◆ SUPPLIED MATERIAL ◆
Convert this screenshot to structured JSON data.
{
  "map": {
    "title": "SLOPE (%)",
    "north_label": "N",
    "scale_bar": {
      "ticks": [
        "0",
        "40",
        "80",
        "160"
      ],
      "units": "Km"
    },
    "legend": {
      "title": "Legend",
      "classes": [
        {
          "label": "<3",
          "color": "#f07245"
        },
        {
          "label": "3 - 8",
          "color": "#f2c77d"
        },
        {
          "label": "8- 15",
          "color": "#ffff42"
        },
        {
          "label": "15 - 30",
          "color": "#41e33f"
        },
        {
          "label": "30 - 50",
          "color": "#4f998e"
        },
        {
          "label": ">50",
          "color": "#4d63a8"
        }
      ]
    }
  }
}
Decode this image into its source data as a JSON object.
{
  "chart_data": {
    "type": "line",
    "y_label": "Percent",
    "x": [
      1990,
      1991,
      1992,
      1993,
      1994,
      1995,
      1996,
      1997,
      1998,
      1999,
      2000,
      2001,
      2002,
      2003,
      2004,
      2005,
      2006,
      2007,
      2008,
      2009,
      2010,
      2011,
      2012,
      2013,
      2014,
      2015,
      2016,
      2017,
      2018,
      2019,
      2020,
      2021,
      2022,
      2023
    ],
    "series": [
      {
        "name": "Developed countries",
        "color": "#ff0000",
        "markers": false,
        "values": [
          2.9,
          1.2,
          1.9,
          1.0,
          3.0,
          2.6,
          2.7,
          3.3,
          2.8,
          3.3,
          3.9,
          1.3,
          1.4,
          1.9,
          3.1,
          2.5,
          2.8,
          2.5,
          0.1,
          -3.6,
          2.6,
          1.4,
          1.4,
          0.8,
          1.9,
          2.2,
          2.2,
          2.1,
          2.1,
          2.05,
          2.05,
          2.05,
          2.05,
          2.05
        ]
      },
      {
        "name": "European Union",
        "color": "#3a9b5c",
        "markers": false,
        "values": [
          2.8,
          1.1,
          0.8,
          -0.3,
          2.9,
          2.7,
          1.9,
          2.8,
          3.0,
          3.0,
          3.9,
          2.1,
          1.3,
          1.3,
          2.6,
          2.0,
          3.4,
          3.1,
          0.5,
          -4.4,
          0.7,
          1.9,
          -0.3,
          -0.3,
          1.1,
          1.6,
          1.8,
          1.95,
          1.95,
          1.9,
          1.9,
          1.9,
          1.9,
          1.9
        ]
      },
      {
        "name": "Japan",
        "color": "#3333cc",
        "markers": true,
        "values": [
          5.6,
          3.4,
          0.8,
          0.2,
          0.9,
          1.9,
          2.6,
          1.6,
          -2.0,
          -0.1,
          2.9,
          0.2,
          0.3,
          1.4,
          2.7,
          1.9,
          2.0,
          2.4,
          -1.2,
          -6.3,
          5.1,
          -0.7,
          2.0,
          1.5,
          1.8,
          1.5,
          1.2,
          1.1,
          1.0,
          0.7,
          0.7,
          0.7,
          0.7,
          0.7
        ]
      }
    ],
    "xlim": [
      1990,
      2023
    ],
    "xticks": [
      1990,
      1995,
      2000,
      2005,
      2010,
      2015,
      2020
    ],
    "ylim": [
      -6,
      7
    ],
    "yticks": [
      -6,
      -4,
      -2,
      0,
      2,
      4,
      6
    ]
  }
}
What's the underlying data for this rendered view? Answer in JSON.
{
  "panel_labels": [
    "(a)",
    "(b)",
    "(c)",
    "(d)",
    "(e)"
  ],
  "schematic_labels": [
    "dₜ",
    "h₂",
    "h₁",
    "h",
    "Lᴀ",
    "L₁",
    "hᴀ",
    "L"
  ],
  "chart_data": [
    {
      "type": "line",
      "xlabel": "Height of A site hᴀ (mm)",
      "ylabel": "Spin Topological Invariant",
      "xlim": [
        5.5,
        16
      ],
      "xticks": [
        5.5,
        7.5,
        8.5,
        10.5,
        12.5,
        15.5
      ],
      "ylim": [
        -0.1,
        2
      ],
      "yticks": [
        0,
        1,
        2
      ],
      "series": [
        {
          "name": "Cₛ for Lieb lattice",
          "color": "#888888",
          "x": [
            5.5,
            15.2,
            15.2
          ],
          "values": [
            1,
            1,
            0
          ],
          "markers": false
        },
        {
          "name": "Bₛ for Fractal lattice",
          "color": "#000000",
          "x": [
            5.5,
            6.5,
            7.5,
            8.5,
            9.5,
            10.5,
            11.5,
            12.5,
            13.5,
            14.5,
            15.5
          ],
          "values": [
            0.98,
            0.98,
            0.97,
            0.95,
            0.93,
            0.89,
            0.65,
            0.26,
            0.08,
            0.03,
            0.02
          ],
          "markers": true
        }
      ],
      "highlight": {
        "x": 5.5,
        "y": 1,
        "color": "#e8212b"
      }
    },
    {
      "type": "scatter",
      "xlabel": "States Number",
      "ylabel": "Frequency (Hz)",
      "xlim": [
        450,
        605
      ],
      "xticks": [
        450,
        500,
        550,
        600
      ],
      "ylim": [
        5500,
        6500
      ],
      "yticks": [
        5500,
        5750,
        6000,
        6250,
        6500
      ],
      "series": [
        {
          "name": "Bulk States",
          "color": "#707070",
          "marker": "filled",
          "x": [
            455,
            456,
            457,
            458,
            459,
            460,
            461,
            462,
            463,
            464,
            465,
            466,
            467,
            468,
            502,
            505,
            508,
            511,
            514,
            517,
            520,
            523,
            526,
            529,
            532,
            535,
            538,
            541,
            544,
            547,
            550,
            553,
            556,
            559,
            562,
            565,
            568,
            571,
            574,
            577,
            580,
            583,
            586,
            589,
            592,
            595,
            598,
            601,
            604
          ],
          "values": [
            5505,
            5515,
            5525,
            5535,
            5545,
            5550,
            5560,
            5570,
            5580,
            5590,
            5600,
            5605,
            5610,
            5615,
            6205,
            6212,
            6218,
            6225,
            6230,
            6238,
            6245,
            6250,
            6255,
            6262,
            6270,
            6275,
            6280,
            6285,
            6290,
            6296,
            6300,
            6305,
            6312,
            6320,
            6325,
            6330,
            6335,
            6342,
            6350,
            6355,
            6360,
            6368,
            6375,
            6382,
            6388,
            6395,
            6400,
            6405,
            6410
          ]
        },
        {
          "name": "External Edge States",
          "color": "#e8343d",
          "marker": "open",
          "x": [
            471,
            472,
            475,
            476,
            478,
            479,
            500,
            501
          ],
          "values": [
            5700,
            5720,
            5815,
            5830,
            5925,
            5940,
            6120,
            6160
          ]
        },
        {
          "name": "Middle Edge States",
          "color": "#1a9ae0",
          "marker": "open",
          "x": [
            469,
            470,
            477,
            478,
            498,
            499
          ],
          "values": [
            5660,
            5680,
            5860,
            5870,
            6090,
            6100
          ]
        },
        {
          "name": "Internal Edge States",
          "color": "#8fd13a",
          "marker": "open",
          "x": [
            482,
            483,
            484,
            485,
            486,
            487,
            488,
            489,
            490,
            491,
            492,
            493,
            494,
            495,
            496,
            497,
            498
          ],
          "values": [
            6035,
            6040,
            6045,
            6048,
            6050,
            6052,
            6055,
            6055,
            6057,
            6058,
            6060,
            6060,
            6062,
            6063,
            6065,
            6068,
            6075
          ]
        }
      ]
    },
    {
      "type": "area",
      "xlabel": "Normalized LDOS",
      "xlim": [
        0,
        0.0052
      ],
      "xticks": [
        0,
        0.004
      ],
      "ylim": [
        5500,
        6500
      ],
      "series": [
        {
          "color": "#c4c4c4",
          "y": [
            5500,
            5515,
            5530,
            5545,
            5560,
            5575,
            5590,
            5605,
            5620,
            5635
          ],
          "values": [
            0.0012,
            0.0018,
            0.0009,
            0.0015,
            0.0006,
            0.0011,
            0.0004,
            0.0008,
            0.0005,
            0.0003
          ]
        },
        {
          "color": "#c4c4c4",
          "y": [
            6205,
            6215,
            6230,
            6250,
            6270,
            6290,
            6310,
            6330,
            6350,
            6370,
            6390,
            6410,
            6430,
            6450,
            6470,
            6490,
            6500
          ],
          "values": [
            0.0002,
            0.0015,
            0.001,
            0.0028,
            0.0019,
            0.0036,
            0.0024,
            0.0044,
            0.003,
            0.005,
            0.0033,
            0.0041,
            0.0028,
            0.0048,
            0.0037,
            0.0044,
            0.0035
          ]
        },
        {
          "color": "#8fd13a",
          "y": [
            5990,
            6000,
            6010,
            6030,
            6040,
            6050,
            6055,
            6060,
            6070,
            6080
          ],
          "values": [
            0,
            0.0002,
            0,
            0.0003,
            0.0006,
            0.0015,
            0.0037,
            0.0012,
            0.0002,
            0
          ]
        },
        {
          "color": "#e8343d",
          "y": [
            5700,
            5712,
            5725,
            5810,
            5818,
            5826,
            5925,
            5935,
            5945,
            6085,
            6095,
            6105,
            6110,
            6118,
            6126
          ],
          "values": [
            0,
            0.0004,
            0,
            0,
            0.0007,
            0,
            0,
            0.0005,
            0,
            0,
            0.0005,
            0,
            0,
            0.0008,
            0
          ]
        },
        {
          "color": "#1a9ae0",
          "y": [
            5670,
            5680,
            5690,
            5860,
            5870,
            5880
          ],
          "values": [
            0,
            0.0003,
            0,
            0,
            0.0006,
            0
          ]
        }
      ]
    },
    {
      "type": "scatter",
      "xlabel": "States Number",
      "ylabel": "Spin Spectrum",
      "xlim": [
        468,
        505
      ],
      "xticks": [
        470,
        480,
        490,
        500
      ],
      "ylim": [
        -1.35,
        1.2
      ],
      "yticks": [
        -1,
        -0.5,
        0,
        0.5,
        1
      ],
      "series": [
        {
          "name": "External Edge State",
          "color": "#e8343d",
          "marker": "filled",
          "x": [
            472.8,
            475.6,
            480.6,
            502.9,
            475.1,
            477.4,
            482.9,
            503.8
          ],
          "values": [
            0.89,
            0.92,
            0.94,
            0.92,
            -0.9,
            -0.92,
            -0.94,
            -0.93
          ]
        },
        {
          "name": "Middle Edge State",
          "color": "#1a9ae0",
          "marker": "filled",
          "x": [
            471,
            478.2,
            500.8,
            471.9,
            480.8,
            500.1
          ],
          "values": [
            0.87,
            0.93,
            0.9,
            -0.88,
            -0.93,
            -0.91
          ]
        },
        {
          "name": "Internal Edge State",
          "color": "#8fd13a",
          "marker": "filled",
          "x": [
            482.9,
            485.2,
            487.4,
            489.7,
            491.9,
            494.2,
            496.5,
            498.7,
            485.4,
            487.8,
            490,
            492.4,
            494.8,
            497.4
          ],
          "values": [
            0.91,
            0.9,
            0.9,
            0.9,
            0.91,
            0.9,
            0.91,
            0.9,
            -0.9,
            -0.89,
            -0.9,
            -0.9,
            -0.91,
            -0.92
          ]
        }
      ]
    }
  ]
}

◆ REQUEST ◆
Go through the preceding material and copy each line that has the word "States".

◆ SOLUTION TO THE PROBLEM ◆
      "xlabel": "States Number",
          "name": "Bulk States",
          "name": "External Edge States",
          "name": "Middle Edge States",
          "name": "Internal Edge States",
      "xlabel": "States Number",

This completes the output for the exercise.